- Reading text:
——

Professional indoor soccer team based in St. Charles, Missouri

The St. Louis Ambush are an American professional indoor soccer team based in the Greater St. Louis area that competes in the Major Arena Soccer League (MASL). They are the second team to use this name. This version of the Ambush play in the MASL, while the original St. Louis Ambush played in the National Professional Soccer League.

The current ownership group of the Ambush is Shelly and Will Clark, and Jeff and Heather Locker.

==History==
The Ambush originally joined the Major Indoor Soccer League in 2013. In their only season as members of the MISL, the Ambush posted only four wins while losing 16 games.

After the 2013–2014 season, the team announced that it was leaving the MISL along with five other teams to join the Major Arena Soccer League.

At a May 3, 2016, press conference in Lakeland, Florida, it was announced the Ambush were moving to the newly established Indoor Professional League (IPL) with the Baltimore Blast and expansion franchise Florida Tropics SC. However, on August 29, 2016, it was announced that all IPL teams would be joining (or re-joining) the MASL.

The MASL had a "free agent" period for the first two weeks of May 2017, where any players who were free agents were free to negotiate with any team in the league. The St. Louis Ambush failed to sign any players during the "free agent" period, though few players changed teams in the league during this period in May.

On December 14, 2015, Tony Glavin took over as the head coach of the St. Louis Ambush and served as the head coach for the remainder of the 2015–2016 season. Glavin continued as head coach in the 2016–2017 season and would finish with a 1–19 record. During the off-season a committee was formed to search for a new coach, with the position expected to be filled by the end of August 2017 prior to team tryouts. On August 28, 2017, the St. Louis Ambush named Hewerton Moreira as their player/head coach.

——

- Data section:
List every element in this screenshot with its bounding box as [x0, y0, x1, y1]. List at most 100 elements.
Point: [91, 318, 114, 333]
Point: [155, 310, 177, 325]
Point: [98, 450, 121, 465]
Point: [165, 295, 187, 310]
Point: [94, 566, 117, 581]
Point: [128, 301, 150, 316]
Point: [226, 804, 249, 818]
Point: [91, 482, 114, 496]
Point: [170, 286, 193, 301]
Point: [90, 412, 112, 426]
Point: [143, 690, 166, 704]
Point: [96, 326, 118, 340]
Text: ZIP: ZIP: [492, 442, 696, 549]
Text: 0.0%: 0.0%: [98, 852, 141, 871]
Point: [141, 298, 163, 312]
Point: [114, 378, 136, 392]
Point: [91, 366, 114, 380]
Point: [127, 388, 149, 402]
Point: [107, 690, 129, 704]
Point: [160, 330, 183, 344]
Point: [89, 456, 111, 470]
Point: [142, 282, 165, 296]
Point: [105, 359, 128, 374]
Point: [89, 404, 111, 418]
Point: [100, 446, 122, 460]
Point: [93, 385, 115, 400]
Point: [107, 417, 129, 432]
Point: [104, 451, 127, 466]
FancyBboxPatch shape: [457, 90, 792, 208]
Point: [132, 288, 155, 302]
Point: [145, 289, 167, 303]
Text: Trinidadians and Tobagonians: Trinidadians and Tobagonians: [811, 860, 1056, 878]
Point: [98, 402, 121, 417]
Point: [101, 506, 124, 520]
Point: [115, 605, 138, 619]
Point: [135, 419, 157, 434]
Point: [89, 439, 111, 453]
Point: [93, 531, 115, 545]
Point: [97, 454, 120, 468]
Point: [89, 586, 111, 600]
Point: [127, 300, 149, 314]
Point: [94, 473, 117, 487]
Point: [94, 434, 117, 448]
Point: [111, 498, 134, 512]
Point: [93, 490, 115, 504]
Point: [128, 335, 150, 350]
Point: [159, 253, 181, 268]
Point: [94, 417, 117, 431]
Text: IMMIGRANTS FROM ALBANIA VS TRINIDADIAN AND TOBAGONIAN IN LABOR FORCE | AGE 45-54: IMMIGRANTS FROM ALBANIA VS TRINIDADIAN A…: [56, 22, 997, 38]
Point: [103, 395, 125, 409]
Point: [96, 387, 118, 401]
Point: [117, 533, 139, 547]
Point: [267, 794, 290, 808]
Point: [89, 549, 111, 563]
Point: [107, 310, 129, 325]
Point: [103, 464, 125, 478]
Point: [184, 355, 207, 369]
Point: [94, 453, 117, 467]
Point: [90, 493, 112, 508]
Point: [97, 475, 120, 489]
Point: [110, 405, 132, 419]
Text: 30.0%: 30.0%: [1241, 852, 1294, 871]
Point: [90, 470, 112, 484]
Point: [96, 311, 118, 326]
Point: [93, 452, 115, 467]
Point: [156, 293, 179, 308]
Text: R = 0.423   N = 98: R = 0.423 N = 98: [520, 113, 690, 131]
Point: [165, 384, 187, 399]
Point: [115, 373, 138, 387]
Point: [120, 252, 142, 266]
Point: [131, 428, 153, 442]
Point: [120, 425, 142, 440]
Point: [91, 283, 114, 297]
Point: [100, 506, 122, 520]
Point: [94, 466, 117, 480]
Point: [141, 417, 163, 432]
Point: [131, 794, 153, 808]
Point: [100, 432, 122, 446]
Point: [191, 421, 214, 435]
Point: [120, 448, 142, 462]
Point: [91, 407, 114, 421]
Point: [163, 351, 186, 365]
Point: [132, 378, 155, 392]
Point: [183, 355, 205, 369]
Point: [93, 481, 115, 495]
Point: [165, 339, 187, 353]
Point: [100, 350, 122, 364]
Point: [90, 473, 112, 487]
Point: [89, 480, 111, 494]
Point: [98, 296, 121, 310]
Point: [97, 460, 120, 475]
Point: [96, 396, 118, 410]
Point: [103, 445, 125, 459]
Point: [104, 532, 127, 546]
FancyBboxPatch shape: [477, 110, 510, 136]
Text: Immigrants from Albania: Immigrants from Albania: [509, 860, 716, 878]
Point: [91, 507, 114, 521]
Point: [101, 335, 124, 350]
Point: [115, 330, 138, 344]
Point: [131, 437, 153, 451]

——

- Assignment 1: According to the St. Louis Ambush text, how many games did the team win and lose in its only MISL season?
- Assignment 2: Transcribe the St. Louis Ambush text between "Professional indoor soccer team based in St." and "and Heather Locker.", inclusive.

- Task solution 1: Four wins and 16 losses.

- Task solution 2:
Professional indoor soccer team based in St. Charles, Missouri

The St. Louis Ambush are an American professional indoor soccer team based in the Greater St. Louis area that competes in the Major Arena Soccer League (MASL). They are the second team to use this name. This version of the Ambush play in the MASL, while the original St. Louis Ambush played in the National Professional Soccer League.

The current ownership group of the Ambush is Shelly and Will Clark, and Jeff and Heather Locker.